• [STUDY QUESTIONS]
(a) According to the venture debt article, how many transactions has InnoVen Capital done in India so far?
(b) Reproduce the stretch of the venture debt article from "Vinod Murali, managing" through "operations in 2009.".

• [SELECTED TEXT]
◆ ◆ ◆ ◆ ◆ ◆ ◆
At a time when entrepreneurs are having a tough time to raise follow-on venture capital funding, venture debt is coming to the rescue of VC-backed startups, providing them longer cash flow runway. Panellists at the TechCircle Startup 2016 – Delhi Edition said entrepreneurs should take advantage of venture debt, albeit at an early stage, to meet their working capital requirements.
Participating in a discussion on ‘Venture debt coming to the rescue of startups’, moderated by Mukul Singhal, co-founder of Pravega Venture, panellists tried to decode how the prevailing funding crunch is opening doors for an alternative source of funding.
Venture debt firms like Trifecta Capital and InnoVen Capital lend to startups and usually invest in early-stage firms that have already raised a Series A round of funding and are asset light. They typically provide around $1-5 million as a venture debt to startups.
Vinod Murali, managing director at Temasek-owned InnoVen Capital said the firm has done 125 transactions in India so far. InnoVen has lent close to $150 million since starting operations in 2009.
“Venture debt gives you more fuel to try and figure out answers and improves the probability of survival. We look for firms with established enterprise value,” Murali said.
The notional cost of equity is 30% as venture capitalists have certain expectations from such investment, said Nilesh Kothari, co-founder and managing partner at Trifecta Capital. Venture debt firms charge interest raging between 15% and 17%, he said.
“If you have the mix of the two, the overall cost of capital comes down. Thus if a company can raise venture debt then it should,” Kothari said.
Panellists said entrepreneurs are increasingly opening up to venture debt that provides them a cash flow runway of three to five months.
On the other side, startups fear taking venture debt as, unlike equity, debt is always a liability and they have to return it after a period. However, Kothari said venture debt gives startup founders a breather in situations where they are already out of cash.
“Many companies that we fund actually turn cash flow positive in six to 18 months after raising debt,” he said.
◆ ◆ ◆ ◆ ◆ ◆ ◆
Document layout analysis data
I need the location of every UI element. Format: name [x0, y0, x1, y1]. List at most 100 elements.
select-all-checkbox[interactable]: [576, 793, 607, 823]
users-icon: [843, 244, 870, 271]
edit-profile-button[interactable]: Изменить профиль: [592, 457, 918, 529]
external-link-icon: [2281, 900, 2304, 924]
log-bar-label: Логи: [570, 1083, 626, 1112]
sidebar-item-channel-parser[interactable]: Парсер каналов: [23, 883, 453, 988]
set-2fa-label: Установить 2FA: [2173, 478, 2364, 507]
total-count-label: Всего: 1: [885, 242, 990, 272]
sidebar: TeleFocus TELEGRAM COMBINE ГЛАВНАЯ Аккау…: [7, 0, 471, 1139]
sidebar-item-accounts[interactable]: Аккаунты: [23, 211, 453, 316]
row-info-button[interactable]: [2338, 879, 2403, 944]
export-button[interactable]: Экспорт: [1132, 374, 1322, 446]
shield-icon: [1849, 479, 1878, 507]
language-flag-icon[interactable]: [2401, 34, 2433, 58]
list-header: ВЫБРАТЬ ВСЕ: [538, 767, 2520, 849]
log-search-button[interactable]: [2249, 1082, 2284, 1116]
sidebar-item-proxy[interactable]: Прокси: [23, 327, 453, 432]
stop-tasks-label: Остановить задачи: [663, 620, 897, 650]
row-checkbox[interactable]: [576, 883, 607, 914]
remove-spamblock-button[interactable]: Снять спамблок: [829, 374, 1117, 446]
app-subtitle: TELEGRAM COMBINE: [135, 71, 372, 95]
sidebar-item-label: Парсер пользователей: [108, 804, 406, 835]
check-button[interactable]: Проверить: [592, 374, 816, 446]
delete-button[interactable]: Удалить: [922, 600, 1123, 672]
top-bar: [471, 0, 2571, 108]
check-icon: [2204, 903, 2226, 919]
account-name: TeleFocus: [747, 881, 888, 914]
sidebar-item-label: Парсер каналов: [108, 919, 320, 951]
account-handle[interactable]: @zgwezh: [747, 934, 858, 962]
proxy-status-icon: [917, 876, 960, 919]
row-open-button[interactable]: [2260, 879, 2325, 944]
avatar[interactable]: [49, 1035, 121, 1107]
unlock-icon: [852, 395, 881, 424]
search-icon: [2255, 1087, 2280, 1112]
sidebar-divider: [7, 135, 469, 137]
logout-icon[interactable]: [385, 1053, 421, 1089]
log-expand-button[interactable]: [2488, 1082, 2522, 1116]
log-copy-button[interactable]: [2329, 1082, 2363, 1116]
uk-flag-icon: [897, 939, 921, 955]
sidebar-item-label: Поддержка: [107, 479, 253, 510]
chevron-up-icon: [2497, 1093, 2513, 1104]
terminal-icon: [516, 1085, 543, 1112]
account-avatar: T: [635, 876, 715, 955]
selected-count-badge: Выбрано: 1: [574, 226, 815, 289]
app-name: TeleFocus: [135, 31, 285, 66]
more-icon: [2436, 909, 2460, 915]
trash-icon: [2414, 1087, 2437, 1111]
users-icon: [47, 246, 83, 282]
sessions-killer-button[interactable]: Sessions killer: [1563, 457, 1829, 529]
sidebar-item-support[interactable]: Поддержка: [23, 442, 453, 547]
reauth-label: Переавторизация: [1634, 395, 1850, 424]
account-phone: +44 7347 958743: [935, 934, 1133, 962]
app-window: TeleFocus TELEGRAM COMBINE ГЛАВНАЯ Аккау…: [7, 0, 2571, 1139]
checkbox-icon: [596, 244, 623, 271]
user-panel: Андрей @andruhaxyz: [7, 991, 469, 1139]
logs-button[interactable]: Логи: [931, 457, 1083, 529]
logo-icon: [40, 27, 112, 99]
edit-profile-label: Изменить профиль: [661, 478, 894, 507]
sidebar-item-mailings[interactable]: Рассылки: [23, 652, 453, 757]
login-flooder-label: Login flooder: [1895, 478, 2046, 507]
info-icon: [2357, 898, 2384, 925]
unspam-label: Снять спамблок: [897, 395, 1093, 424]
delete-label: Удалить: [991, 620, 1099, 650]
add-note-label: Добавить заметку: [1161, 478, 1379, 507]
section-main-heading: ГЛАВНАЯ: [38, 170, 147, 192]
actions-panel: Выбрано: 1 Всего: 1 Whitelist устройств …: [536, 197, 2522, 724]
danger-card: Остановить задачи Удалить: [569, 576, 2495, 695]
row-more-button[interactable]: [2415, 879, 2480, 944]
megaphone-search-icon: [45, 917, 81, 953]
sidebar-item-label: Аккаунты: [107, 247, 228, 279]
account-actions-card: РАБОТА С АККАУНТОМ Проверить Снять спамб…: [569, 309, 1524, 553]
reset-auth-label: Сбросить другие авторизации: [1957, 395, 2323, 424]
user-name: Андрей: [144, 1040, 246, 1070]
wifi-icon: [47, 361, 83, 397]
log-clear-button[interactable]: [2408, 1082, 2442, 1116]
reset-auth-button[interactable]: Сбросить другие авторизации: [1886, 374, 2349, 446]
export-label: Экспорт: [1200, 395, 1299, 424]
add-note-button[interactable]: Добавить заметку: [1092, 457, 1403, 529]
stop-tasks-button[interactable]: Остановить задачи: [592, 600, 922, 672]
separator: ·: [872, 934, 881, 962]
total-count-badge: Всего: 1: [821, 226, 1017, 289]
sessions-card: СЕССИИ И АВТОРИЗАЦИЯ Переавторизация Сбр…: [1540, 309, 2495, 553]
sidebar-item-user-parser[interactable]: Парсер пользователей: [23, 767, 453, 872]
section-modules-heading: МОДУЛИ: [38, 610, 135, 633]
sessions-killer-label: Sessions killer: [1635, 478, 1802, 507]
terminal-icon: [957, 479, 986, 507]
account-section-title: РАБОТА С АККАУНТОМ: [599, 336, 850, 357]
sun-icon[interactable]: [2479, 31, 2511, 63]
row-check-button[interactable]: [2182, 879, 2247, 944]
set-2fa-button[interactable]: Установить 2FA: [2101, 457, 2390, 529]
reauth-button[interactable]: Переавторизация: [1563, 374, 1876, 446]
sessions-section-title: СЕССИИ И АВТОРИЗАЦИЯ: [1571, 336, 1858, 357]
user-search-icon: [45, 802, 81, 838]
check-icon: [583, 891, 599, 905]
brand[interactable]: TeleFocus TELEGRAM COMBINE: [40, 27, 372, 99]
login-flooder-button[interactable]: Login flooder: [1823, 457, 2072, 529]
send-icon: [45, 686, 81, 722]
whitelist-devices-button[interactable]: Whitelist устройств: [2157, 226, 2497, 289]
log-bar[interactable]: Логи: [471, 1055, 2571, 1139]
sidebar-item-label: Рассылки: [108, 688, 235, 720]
◆ ◆ ◆ ◆ ◆ ◆ ◆
• [ANSWERS FOR THIS EXERCISE]
(a) 125 transactions.

(b)
Vinod Murali, managing director at Temasek-owned InnoVen Capital said the firm has done 125 transactions in India so far. InnoVen has lent close to $150 million since starting operations in 2009.